THE DATA:
+++

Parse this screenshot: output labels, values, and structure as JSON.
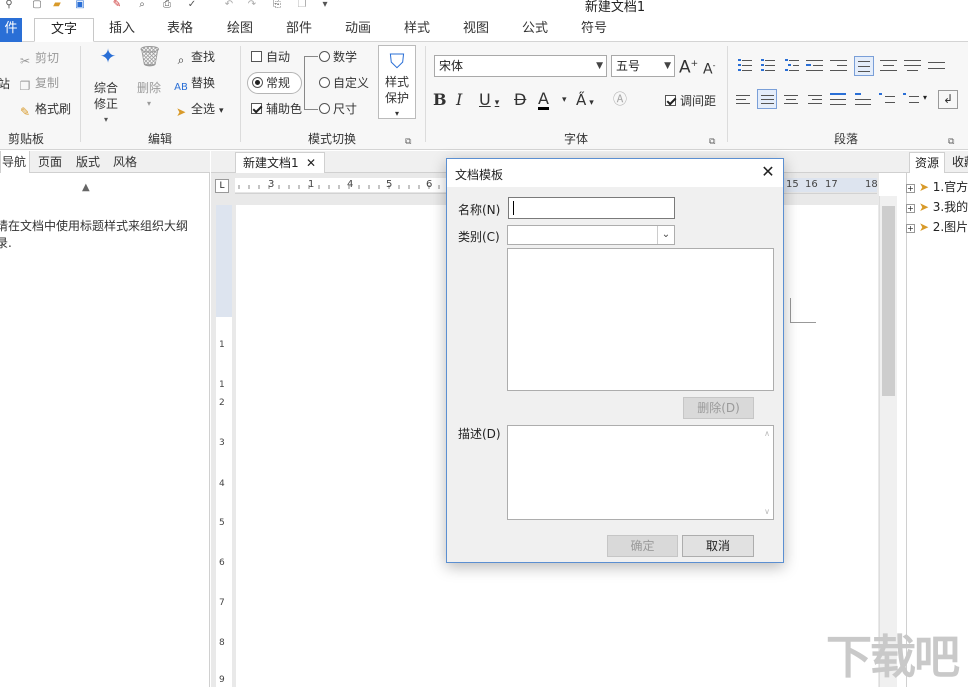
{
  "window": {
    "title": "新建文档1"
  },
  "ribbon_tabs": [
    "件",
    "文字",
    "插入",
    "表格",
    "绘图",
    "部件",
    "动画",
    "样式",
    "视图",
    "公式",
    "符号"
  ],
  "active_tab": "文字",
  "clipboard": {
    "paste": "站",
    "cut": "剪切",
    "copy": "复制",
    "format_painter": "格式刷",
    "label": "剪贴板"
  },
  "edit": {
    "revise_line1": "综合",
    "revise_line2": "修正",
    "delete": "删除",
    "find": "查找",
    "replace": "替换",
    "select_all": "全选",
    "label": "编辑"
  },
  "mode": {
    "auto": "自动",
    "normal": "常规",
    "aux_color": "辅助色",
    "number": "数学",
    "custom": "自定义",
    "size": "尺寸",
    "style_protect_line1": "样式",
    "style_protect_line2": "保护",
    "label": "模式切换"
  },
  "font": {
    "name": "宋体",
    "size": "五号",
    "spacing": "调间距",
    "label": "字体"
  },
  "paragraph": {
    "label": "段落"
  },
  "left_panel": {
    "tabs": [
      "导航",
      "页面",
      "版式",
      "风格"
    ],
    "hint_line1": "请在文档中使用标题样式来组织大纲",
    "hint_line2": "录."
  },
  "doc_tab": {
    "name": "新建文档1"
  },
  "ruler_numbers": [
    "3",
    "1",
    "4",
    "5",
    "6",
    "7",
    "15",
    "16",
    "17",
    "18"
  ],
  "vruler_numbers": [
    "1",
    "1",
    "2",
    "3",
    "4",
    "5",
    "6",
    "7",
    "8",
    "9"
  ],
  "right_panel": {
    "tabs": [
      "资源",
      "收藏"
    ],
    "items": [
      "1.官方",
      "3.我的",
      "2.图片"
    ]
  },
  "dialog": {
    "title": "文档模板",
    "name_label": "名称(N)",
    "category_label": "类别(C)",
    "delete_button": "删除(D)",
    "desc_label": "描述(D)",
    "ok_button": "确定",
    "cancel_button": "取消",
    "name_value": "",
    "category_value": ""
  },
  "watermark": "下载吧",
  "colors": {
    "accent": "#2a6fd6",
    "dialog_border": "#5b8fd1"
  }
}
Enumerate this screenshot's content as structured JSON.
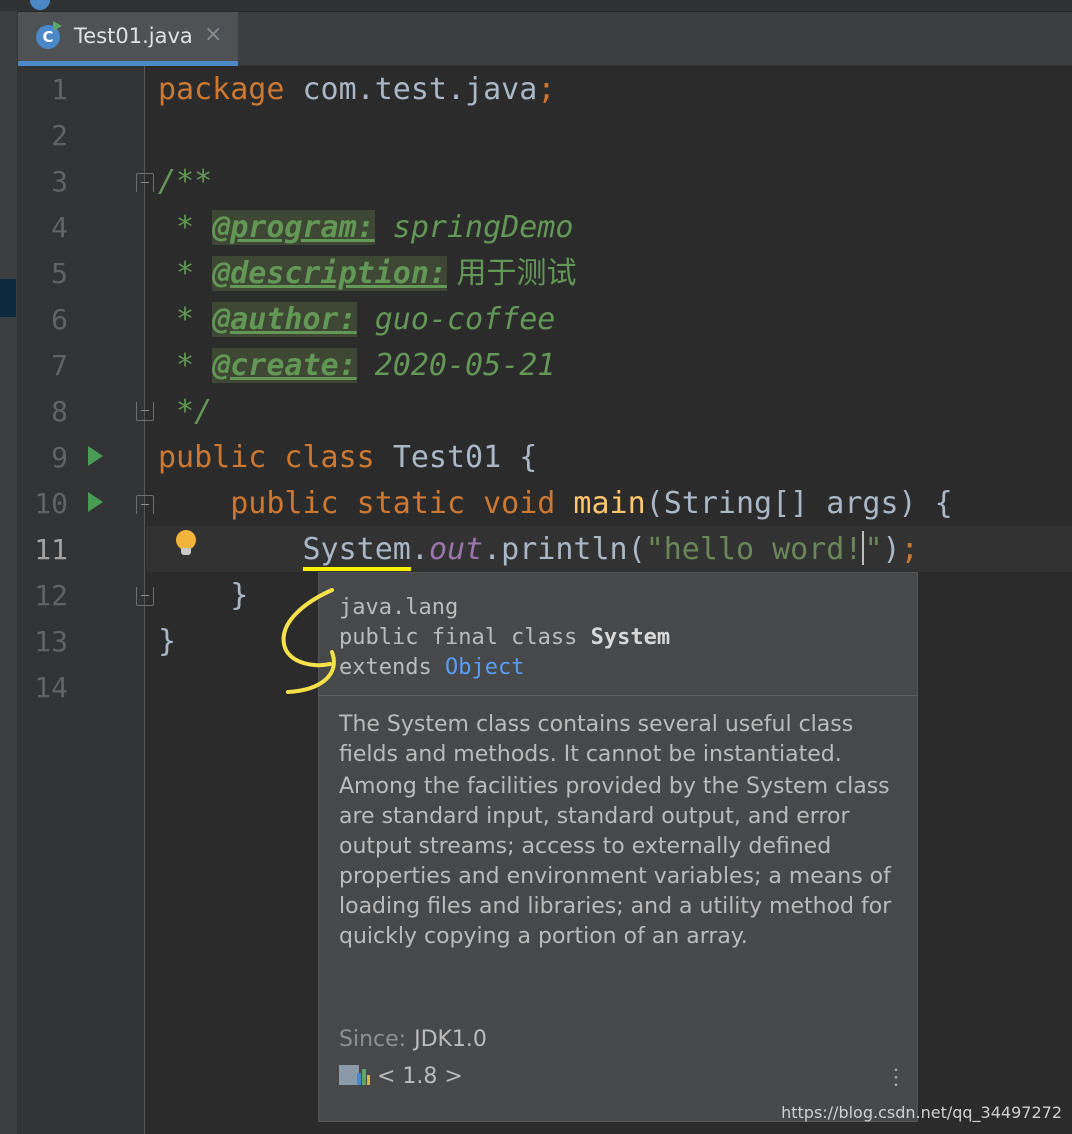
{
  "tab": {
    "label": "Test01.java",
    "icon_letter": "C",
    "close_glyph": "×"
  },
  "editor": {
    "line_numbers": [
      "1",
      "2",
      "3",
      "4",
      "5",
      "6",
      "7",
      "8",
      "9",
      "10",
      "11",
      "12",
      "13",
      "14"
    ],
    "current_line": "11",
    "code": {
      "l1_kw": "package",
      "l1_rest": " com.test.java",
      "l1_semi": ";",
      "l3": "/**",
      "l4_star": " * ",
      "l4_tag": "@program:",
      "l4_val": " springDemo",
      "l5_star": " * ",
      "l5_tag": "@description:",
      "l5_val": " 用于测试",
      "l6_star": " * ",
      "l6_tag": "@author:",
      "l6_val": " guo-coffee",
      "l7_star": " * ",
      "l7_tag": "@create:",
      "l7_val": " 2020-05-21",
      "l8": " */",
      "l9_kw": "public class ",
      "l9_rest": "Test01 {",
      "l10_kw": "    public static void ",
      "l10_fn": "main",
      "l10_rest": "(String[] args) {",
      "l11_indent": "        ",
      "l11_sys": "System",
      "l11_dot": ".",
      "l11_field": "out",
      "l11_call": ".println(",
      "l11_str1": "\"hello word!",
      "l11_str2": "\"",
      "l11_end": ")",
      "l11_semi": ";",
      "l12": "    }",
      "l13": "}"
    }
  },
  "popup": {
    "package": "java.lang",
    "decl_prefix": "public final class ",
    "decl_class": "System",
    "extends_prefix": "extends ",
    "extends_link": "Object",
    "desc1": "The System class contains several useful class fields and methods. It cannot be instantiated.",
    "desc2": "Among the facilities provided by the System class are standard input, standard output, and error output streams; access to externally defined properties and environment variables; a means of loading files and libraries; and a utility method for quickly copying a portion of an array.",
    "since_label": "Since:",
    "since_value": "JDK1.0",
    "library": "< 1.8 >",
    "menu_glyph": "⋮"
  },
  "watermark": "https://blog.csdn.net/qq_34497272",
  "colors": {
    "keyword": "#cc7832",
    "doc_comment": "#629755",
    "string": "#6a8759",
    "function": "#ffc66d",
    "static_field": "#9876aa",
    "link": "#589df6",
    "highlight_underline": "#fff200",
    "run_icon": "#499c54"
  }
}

+++

Go through the listing above and quote it exactly, apart from its images.

EXERCISE OUTPUT:
Parse this screenshot: output labels, values, and structure as JSON.
{
  "window": {
    "title": "新建文档1"
  },
  "ribbon_tabs": [
    "件",
    "文字",
    "插入",
    "表格",
    "绘图",
    "部件",
    "动画",
    "样式",
    "视图",
    "公式",
    "符号"
  ],
  "active_tab": "文字",
  "clipboard": {
    "paste": "站",
    "cut": "剪切",
    "copy": "复制",
    "format_painter": "格式刷",
    "label": "剪贴板"
  },
  "edit": {
    "revise_line1": "综合",
    "revise_line2": "修正",
    "delete": "删除",
    "find": "查找",
    "replace": "替换",
    "select_all": "全选",
    "label": "编辑"
  },
  "mode": {
    "auto": "自动",
    "normal": "常规",
    "aux_color": "辅助色",
    "number": "数学",
    "custom": "自定义",
    "size": "尺寸",
    "style_protect_line1": "样式",
    "style_protect_line2": "保护",
    "label": "模式切换"
  },
  "font": {
    "name": "宋体",
    "size": "五号",
    "spacing": "调间距",
    "label": "字体"
  },
  "paragraph": {
    "label": "段落"
  },
  "left_panel": {
    "tabs": [
      "导航",
      "页面",
      "版式",
      "风格"
    ],
    "hint_line1": "请在文档中使用标题样式来组织大纲",
    "hint_line2": "录."
  },
  "doc_tab": {
    "name": "新建文档1"
  },
  "ruler_numbers": [
    "3",
    "1",
    "4",
    "5",
    "6",
    "7",
    "15",
    "16",
    "17",
    "18"
  ],
  "vruler_numbers": [
    "1",
    "1",
    "2",
    "3",
    "4",
    "5",
    "6",
    "7",
    "8",
    "9"
  ],
  "right_panel": {
    "tabs": [
      "资源",
      "收藏"
    ],
    "items": [
      "1.官方",
      "3.我的",
      "2.图片"
    ]
  },
  "dialog": {
    "title": "文档模板",
    "name_label": "名称(N)",
    "category_label": "类别(C)",
    "delete_button": "删除(D)",
    "desc_label": "描述(D)",
    "ok_button": "确定",
    "cancel_button": "取消",
    "name_value": "",
    "category_value": ""
  },
  "watermark": "下载吧",
  "colors": {
    "accent": "#2a6fd6",
    "dialog_border": "#5b8fd1"
  }
}
Enumerate this screenshot's content as structured JSON.
{
  "tab": {
    "label": "Test01.java",
    "icon_letter": "C",
    "close_glyph": "×"
  },
  "editor": {
    "line_numbers": [
      "1",
      "2",
      "3",
      "4",
      "5",
      "6",
      "7",
      "8",
      "9",
      "10",
      "11",
      "12",
      "13",
      "14"
    ],
    "current_line": "11",
    "code": {
      "l1_kw": "package",
      "l1_rest": " com.test.java",
      "l1_semi": ";",
      "l3": "/**",
      "l4_star": " * ",
      "l4_tag": "@program:",
      "l4_val": " springDemo",
      "l5_star": " * ",
      "l5_tag": "@description:",
      "l5_val": " 用于测试",
      "l6_star": " * ",
      "l6_tag": "@author:",
      "l6_val": " guo-coffee",
      "l7_star": " * ",
      "l7_tag": "@create:",
      "l7_val": " 2020-05-21",
      "l8": " */",
      "l9_kw": "public class ",
      "l9_rest": "Test01 {",
      "l10_kw": "    public static void ",
      "l10_fn": "main",
      "l10_rest": "(String[] args) {",
      "l11_indent": "        ",
      "l11_sys": "System",
      "l11_dot": ".",
      "l11_field": "out",
      "l11_call": ".println(",
      "l11_str1": "\"hello word!",
      "l11_str2": "\"",
      "l11_end": ")",
      "l11_semi": ";",
      "l12": "    }",
      "l13": "}"
    }
  },
  "popup": {
    "package": "java.lang",
    "decl_prefix": "public final class ",
    "decl_class": "System",
    "extends_prefix": "extends ",
    "extends_link": "Object",
    "desc1": "The System class contains several useful class fields and methods. It cannot be instantiated.",
    "desc2": "Among the facilities provided by the System class are standard input, standard output, and error output streams; access to externally defined properties and environment variables; a means of loading files and libraries; and a utility method for quickly copying a portion of an array.",
    "since_label": "Since:",
    "since_value": "JDK1.0",
    "library": "< 1.8 >",
    "menu_glyph": "⋮"
  },
  "watermark": "https://blog.csdn.net/qq_34497272",
  "colors": {
    "keyword": "#cc7832",
    "doc_comment": "#629755",
    "string": "#6a8759",
    "function": "#ffc66d",
    "static_field": "#9876aa",
    "link": "#589df6",
    "highlight_underline": "#fff200",
    "run_icon": "#499c54"
  }
}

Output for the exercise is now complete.